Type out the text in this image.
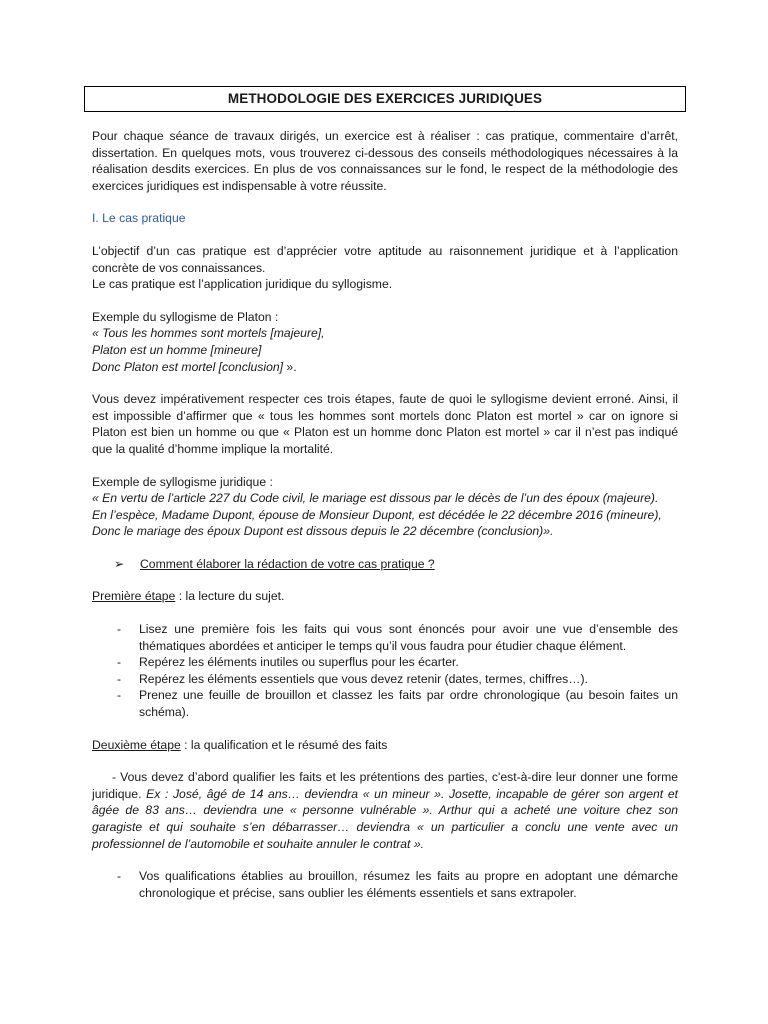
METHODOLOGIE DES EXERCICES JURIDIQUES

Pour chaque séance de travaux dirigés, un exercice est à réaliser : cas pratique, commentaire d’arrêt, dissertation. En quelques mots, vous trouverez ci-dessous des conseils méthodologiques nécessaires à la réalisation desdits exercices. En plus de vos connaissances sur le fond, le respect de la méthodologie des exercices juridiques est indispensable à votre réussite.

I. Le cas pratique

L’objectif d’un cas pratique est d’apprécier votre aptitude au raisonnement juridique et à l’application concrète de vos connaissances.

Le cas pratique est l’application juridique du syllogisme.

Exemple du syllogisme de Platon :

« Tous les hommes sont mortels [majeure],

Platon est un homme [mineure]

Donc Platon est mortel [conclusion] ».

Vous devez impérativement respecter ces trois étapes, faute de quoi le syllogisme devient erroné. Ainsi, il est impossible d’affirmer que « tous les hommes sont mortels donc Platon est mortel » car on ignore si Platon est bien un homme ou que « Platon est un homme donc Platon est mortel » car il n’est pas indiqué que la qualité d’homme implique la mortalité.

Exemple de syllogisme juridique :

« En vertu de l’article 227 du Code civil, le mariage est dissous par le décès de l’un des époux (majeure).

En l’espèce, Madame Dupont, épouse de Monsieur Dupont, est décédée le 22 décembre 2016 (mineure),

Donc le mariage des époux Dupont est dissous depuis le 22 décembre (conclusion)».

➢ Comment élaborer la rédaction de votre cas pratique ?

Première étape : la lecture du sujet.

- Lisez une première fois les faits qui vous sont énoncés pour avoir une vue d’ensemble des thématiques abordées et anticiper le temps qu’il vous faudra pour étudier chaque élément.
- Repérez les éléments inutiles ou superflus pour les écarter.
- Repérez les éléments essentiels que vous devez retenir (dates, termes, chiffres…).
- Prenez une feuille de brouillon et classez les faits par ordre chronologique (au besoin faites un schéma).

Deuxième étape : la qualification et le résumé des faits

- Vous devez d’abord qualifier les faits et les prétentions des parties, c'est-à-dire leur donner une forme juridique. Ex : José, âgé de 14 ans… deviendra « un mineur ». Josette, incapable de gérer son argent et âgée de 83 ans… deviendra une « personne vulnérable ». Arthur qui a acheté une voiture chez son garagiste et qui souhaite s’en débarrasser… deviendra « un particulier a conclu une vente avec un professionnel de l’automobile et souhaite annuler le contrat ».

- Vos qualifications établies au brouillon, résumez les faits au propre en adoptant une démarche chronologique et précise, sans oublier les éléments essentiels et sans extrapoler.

...

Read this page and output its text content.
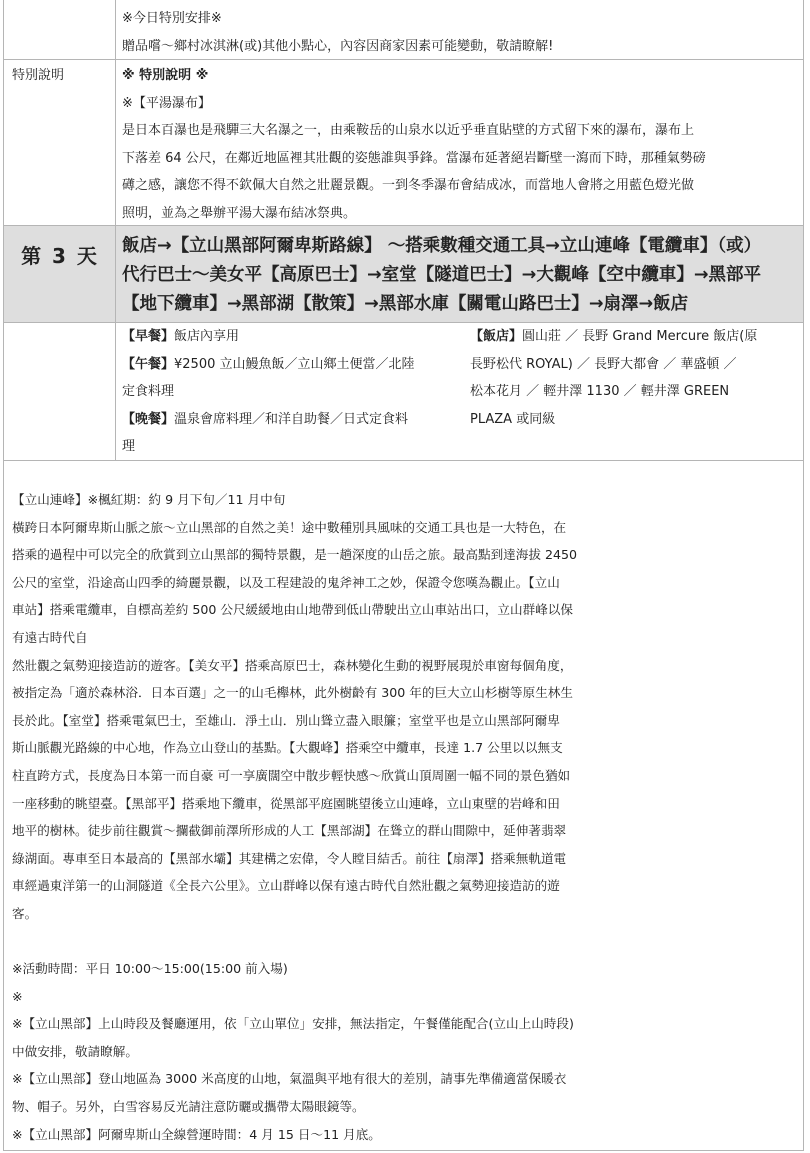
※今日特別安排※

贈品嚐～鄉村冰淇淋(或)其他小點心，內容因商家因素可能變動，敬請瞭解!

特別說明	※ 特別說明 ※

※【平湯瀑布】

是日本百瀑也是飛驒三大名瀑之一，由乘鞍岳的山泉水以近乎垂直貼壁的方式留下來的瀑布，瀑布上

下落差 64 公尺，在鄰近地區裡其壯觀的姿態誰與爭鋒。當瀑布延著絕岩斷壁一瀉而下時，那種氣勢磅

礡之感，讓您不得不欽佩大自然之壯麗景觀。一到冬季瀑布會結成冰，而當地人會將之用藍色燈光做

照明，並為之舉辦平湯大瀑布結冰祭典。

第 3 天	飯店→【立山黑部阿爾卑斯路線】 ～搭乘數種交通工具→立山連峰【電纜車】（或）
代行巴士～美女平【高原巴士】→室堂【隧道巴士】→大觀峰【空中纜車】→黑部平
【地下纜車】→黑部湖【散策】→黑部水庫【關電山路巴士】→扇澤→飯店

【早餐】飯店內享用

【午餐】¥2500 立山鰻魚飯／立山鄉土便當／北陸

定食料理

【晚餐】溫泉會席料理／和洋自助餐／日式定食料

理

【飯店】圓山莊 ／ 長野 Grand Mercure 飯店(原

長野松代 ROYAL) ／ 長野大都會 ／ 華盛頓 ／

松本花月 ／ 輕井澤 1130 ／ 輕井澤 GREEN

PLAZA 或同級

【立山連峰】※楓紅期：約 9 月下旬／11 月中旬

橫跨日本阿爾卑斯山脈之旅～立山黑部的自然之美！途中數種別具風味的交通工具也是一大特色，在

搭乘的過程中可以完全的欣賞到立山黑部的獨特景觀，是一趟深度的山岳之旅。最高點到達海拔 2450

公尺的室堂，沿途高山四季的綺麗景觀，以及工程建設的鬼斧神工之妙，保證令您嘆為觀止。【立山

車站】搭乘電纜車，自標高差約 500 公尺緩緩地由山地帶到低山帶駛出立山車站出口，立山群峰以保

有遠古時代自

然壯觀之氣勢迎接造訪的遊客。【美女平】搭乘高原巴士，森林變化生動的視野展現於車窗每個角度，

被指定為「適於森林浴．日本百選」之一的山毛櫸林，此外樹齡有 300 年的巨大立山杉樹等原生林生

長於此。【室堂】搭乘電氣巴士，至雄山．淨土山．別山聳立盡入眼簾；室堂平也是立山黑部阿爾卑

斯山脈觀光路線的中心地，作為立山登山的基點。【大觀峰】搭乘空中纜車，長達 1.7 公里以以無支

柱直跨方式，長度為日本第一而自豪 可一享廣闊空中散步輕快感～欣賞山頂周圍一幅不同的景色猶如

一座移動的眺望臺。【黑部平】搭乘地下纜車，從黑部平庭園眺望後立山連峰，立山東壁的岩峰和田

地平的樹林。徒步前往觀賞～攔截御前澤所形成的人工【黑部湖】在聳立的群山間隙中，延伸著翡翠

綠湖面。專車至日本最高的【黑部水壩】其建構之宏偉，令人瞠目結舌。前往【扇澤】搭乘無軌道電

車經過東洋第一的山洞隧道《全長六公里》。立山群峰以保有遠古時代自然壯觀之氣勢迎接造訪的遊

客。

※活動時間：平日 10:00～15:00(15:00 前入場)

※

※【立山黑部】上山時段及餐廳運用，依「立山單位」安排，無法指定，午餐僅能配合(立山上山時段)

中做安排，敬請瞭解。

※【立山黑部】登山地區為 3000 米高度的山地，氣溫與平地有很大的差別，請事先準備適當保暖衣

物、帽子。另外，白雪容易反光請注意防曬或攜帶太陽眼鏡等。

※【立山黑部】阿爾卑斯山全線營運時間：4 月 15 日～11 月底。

Objective ::
Identify and copy the lines holding the word "époux".

Problem solution ::
« En vertu de l’article 227 du Code civil, le mariage est dissous par le décès de l’un des époux (majeure).
Donc le mariage des époux Dupont est dissous depuis le 22 décembre (conclusion)».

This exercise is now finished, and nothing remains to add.